The request:
Your task is to return the line containing "Read this page and output its text content." plus every line after it, exactly and with nothing added.

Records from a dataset
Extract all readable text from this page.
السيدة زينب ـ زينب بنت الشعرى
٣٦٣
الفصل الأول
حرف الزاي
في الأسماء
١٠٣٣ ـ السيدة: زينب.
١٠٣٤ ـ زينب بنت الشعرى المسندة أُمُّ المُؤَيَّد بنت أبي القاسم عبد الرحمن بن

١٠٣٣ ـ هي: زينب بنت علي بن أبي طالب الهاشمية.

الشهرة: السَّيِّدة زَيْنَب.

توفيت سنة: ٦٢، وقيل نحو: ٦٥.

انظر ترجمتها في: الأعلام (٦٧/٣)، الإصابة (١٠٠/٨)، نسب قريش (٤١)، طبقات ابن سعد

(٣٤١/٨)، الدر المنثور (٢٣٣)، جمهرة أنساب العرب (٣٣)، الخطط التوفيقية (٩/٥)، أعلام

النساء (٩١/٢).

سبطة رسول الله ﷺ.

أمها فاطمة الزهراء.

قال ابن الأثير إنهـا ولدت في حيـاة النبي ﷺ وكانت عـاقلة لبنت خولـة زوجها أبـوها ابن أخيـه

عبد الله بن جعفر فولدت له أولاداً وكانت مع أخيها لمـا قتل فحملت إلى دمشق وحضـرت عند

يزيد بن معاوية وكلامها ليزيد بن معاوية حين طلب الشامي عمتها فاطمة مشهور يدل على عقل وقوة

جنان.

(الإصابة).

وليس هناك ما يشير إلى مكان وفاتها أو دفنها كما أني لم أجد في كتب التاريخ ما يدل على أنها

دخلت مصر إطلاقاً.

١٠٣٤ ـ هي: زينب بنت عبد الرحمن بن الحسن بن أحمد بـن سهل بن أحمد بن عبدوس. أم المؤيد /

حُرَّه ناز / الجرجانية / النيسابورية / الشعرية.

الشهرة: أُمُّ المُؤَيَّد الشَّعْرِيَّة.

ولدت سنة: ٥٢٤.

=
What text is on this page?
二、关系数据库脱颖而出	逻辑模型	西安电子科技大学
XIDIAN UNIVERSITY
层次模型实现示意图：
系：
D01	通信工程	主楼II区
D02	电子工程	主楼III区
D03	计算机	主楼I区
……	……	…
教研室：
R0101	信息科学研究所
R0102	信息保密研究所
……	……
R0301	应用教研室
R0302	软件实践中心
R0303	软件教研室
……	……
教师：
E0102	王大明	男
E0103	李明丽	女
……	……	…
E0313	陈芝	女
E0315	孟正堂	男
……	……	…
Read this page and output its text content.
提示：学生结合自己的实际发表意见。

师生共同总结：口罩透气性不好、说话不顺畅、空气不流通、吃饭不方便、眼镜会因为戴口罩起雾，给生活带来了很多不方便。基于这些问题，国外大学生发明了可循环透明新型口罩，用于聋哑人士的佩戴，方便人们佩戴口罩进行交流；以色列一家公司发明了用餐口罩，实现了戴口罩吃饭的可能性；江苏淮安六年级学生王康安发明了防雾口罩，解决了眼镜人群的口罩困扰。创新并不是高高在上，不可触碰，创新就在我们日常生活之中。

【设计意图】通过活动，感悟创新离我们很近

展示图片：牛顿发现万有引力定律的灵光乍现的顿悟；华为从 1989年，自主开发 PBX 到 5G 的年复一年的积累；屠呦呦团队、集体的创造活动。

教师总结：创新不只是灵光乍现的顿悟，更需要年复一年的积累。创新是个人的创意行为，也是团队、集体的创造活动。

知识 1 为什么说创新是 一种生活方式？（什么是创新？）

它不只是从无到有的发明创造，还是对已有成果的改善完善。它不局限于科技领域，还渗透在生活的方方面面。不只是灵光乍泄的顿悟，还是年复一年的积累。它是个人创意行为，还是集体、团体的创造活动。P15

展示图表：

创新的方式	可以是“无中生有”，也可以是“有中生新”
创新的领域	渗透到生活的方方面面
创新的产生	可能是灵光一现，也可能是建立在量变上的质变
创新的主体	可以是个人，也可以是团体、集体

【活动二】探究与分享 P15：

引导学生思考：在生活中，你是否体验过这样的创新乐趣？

Final result:
Read this page and output its text content.
提示：学生结合自己的实际发表意见。

师生共同总结：口罩透气性不好、说话不顺畅、空气不流通、吃饭不方便、眼镜会因为戴口罩起雾，给生活带来了很多不方便。基于这些问题，国外大学生发明了可循环透明新型口罩，用于聋哑人士的佩戴，方便人们佩戴口罩进行交流；以色列一家公司发明了用餐口罩，实现了戴口罩吃饭的可能性；江苏淮安六年级学生王康安发明了防雾口罩，解决了眼镜人群的口罩困扰。创新并不是高高在上，不可触碰，创新就在我们日常生活之中。

【设计意图】通过活动，感悟创新离我们很近

展示图片：牛顿发现万有引力定律的灵光乍现的顿悟；华为从 1989年，自主开发 PBX 到 5G 的年复一年的积累；屠呦呦团队、集体的创造活动。

教师总结：创新不只是灵光乍现的顿悟，更需要年复一年的积累。创新是个人的创意行为，也是团队、集体的创造活动。

知识 1 为什么说创新是 一种生活方式？（什么是创新？）

它不只是从无到有的发明创造，还是对已有成果的改善完善。它不局限于科技领域，还渗透在生活的方方面面。不只是灵光乍泄的顿悟，还是年复一年的积累。它是个人创意行为，还是集体、团体的创造活动。P15

展示图表：

创新的方式	可以是“无中生有”，也可以是“有中生新”
创新的领域	渗透到生活的方方面面
创新的产生	可能是灵光一现，也可能是建立在量变上的质变
创新的主体	可以是个人，也可以是团体、集体

【活动二】探究与分享 P15：

引导学生思考：在生活中，你是否体验过这样的创新乐趣？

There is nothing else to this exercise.